Copy each line that has the string "массы" somewhere in it.

Records from a data collection:
====================

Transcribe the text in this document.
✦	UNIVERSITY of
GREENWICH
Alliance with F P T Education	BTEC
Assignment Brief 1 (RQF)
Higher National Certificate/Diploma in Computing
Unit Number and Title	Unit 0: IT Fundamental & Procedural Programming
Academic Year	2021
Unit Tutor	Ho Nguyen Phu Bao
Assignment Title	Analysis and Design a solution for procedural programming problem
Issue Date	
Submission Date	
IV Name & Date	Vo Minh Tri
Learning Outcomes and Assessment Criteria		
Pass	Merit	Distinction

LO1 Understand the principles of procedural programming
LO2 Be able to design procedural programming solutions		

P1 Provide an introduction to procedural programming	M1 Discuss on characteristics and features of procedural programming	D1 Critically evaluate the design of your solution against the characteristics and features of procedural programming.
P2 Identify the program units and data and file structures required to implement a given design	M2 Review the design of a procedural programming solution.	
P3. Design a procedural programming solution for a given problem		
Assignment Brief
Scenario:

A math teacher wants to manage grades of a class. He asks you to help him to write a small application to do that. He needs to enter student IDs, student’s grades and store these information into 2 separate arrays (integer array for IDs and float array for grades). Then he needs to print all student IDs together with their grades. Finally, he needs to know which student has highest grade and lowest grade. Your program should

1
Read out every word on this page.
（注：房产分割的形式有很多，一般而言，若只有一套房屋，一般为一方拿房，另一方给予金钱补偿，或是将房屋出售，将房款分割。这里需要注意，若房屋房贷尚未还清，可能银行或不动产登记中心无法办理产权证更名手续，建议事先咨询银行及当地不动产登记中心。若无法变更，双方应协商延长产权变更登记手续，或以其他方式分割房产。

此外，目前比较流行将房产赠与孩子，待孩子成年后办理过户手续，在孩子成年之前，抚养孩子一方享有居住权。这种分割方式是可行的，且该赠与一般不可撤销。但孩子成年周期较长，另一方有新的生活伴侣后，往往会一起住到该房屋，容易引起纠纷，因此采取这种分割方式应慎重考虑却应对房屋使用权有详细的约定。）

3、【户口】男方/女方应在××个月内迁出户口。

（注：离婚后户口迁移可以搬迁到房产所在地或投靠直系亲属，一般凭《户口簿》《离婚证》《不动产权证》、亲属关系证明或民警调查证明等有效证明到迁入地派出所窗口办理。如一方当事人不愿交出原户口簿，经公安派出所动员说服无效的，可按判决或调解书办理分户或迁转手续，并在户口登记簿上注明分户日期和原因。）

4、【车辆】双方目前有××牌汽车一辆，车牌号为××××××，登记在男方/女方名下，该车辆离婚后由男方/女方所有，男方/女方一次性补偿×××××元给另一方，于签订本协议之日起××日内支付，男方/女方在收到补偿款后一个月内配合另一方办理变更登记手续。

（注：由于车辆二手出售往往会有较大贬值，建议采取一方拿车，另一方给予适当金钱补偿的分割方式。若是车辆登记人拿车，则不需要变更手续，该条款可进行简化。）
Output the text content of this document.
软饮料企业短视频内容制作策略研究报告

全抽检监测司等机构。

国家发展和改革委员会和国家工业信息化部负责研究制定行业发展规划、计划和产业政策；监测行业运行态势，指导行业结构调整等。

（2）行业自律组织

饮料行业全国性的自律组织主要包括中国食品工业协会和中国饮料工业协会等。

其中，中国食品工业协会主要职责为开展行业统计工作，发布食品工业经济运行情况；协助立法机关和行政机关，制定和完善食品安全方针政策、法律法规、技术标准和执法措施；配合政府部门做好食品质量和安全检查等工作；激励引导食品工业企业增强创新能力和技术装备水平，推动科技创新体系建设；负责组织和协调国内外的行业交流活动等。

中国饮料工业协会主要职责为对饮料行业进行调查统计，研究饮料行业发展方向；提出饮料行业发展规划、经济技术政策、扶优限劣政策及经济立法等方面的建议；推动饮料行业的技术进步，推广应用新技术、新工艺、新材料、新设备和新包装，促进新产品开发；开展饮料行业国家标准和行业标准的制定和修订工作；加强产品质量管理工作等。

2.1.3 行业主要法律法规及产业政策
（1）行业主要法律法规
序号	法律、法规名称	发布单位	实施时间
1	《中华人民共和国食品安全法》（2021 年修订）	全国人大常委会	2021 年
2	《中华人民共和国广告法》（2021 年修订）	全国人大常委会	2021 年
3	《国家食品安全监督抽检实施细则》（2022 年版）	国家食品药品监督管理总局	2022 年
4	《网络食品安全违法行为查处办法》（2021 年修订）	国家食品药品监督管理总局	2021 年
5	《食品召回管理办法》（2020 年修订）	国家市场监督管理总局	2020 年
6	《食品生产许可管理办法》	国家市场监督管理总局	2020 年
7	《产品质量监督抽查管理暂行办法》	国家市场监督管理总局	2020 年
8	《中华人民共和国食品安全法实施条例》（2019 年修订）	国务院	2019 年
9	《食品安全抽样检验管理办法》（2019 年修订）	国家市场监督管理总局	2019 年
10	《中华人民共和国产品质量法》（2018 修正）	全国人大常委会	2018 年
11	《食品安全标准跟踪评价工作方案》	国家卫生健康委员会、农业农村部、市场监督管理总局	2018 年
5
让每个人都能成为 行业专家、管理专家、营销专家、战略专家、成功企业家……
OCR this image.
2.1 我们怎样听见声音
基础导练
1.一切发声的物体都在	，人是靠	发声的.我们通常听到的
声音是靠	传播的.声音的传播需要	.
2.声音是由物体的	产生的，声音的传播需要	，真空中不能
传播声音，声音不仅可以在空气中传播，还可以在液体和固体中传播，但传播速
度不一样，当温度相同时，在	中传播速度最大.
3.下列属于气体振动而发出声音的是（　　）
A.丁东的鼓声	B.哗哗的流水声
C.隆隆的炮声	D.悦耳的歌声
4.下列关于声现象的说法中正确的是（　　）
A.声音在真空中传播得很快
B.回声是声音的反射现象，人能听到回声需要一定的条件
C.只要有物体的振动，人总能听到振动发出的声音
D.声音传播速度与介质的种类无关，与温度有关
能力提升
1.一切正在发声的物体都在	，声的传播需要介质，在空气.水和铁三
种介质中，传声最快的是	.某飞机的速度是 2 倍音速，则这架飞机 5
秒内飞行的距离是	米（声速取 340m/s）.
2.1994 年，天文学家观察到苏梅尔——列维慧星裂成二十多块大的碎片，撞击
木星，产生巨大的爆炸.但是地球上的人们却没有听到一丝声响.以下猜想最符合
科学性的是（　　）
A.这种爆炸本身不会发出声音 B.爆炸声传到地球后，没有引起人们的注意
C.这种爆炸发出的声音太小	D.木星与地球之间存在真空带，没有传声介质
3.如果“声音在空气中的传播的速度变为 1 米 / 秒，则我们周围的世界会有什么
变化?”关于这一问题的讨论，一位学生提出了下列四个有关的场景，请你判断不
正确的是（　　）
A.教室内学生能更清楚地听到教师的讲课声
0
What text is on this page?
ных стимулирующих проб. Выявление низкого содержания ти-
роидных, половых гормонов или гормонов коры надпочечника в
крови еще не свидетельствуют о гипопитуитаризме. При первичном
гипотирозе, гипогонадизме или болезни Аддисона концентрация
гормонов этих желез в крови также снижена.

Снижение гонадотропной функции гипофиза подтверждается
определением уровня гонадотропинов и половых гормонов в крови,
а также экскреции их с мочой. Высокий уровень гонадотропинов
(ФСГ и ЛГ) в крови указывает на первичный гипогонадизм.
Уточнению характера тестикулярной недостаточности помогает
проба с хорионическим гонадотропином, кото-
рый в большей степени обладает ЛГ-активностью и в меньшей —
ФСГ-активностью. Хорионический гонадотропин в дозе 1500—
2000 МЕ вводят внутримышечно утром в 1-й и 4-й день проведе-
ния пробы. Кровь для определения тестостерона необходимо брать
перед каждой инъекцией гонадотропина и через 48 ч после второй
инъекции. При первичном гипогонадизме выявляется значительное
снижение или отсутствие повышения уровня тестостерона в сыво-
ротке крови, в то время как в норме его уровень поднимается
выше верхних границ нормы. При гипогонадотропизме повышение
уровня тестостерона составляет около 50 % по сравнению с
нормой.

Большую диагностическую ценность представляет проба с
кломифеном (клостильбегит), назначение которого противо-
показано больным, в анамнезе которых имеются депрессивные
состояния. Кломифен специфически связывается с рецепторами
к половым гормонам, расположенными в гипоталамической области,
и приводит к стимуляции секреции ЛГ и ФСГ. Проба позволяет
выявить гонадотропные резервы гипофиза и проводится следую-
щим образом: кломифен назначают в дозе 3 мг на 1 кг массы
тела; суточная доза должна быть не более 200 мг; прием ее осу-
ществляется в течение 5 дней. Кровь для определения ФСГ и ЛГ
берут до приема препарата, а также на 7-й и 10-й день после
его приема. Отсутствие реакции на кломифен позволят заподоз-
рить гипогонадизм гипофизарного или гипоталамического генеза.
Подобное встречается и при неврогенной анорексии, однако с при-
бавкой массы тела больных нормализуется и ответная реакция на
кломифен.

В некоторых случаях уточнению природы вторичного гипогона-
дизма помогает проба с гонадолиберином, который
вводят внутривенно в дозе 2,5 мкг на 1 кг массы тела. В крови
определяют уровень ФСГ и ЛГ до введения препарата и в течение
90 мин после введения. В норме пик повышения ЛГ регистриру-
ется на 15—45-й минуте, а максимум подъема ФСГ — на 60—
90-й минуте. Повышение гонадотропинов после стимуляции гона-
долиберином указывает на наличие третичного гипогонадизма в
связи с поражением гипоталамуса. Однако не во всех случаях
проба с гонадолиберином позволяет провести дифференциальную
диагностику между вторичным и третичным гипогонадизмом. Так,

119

====================

## REPLY TO THE EXERCISE
щим образом: кломифен назначают в дозе 3 мг на 1 кг массы
бавкой массы тела больных нормализуется и ответная реакция на
вводят внутривенно в дозе 2,5 мкг на 1 кг массы тела. В крови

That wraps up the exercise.